** Start **

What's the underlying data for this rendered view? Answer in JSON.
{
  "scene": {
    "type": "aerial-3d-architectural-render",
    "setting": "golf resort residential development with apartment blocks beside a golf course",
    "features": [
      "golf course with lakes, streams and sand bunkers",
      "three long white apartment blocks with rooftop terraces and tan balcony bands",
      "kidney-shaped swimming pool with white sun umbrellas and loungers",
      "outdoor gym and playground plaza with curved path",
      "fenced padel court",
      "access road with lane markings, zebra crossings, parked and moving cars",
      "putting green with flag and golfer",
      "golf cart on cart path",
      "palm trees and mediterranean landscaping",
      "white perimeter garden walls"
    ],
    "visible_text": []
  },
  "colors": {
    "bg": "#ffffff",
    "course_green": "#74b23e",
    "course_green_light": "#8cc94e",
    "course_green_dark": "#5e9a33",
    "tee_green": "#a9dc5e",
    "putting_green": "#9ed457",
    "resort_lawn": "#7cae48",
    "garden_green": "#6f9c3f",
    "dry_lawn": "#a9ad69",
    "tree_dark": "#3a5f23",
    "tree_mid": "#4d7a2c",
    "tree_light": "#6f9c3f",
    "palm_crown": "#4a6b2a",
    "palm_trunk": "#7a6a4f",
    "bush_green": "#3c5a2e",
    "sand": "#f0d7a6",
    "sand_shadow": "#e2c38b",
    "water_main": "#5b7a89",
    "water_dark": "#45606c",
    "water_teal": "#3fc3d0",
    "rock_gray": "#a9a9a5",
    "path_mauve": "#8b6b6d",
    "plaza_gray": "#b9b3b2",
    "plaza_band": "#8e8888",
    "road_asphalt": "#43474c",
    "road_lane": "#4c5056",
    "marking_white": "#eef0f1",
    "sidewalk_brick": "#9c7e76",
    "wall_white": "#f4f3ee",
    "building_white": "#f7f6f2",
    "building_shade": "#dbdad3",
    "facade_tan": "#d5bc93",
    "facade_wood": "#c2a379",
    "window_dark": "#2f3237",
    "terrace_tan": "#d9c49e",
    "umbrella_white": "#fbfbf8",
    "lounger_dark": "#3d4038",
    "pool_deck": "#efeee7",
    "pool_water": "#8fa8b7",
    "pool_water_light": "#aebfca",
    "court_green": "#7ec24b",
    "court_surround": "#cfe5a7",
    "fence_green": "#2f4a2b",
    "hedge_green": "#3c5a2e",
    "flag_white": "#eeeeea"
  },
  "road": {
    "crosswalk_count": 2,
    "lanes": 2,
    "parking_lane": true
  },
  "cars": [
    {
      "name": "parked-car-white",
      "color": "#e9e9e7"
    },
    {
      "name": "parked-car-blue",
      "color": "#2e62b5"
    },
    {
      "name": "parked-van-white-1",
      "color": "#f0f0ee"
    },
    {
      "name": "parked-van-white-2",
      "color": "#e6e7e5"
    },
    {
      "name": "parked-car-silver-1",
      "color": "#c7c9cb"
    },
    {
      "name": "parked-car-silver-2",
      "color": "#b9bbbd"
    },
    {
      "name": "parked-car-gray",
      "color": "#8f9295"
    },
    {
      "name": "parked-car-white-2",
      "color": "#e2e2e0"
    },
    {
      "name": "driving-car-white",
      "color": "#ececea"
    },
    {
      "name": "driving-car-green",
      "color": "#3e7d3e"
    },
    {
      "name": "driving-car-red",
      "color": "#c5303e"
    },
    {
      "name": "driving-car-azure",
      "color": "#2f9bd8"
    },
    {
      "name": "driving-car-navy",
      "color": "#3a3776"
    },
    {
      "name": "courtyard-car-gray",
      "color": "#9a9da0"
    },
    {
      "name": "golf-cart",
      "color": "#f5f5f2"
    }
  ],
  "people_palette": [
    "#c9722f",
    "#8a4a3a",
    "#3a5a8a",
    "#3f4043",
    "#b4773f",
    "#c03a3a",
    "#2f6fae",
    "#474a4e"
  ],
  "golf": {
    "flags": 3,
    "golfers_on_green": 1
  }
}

** End **

§ **Exercise prompt**
Please restate the records in full, word for word.

§ **Result for this exercise**
What's the underlying data for this rendered view? Answer in JSON.
{
  "scene": {
    "type": "aerial-3d-architectural-render",
    "setting": "golf resort residential development with apartment blocks beside a golf course",
    "features": [
      "golf course with lakes, streams and sand bunkers",
      "three long white apartment blocks with rooftop terraces and tan balcony bands",
      "kidney-shaped swimming pool with white sun umbrellas and loungers",
      "outdoor gym and playground plaza with curved path",
      "fenced padel court",
      "access road with lane markings, zebra crossings, parked and moving cars",
      "putting green with flag and golfer",
      "golf cart on cart path",
      "palm trees and mediterranean landscaping",
      "white perimeter garden walls"
    ],
    "visible_text": []
  },
  "colors": {
    "bg": "#ffffff",
    "course_green": "#74b23e",
    "course_green_light": "#8cc94e",
    "course_green_dark": "#5e9a33",
    "tee_green": "#a9dc5e",
    "putting_green": "#9ed457",
    "resort_lawn": "#7cae48",
    "garden_green": "#6f9c3f",
    "dry_lawn": "#a9ad69",
    "tree_dark": "#3a5f23",
    "tree_mid": "#4d7a2c",
    "tree_light": "#6f9c3f",
    "palm_crown": "#4a6b2a",
    "palm_trunk": "#7a6a4f",
    "bush_green": "#3c5a2e",
    "sand": "#f0d7a6",
    "sand_shadow": "#e2c38b",
    "water_main": "#5b7a89",
    "water_dark": "#45606c",
    "water_teal": "#3fc3d0",
    "rock_gray": "#a9a9a5",
    "path_mauve": "#8b6b6d",
    "plaza_gray": "#b9b3b2",
    "plaza_band": "#8e8888",
    "road_asphalt": "#43474c",
    "road_lane": "#4c5056",
    "marking_white": "#eef0f1",
    "sidewalk_brick": "#9c7e76",
    "wall_white": "#f4f3ee",
    "building_white": "#f7f6f2",
    "building_shade": "#dbdad3",
    "facade_tan": "#d5bc93",
    "facade_wood": "#c2a379",
    "window_dark": "#2f3237",
    "terrace_tan": "#d9c49e",
    "umbrella_white": "#fbfbf8",
    "lounger_dark": "#3d4038",
    "pool_deck": "#efeee7",
    "pool_water": "#8fa8b7",
    "pool_water_light": "#aebfca",
    "court_green": "#7ec24b",
    "court_surround": "#cfe5a7",
    "fence_green": "#2f4a2b",
    "hedge_green": "#3c5a2e",
    "flag_white": "#eeeeea"
  },
  "road": {
    "crosswalk_count": 2,
    "lanes": 2,
    "parking_lane": true
  },
  "cars": [
    {
      "name": "parked-car-white",
      "color": "#e9e9e7"
    },
    {
      "name": "parked-car-blue",
      "color": "#2e62b5"
    },
    {
      "name": "parked-van-white-1",
      "color": "#f0f0ee"
    },
    {
      "name": "parked-van-white-2",
      "color": "#e6e7e5"
    },
    {
      "name": "parked-car-silver-1",
      "color": "#c7c9cb"
    },
    {
      "name": "parked-car-silver-2",
      "color": "#b9bbbd"
    },
    {
      "name": "parked-car-gray",
      "color": "#8f9295"
    },
    {
      "name": "parked-car-white-2",
      "color": "#e2e2e0"
    },
    {
      "name": "driving-car-white",
      "color": "#ececea"
    },
    {
      "name": "driving-car-green",
      "color": "#3e7d3e"
    },
    {
      "name": "driving-car-red",
      "color": "#c5303e"
    },
    {
      "name": "driving-car-azure",
      "color": "#2f9bd8"
    },
    {
      "name": "driving-car-navy",
      "color": "#3a3776"
    },
    {
      "name": "courtyard-car-gray",
      "color": "#9a9da0"
    },
    {
      "name": "golf-cart",
      "color": "#f5f5f2"
    }
  ],
  "people_palette": [
    "#c9722f",
    "#8a4a3a",
    "#3a5a8a",
    "#3f4043",
    "#b4773f",
    "#c03a3a",
    "#2f6fae",
    "#474a4e"
  ],
  "golf": {
    "flags": 3,
    "golfers_on_green": 1
  }
}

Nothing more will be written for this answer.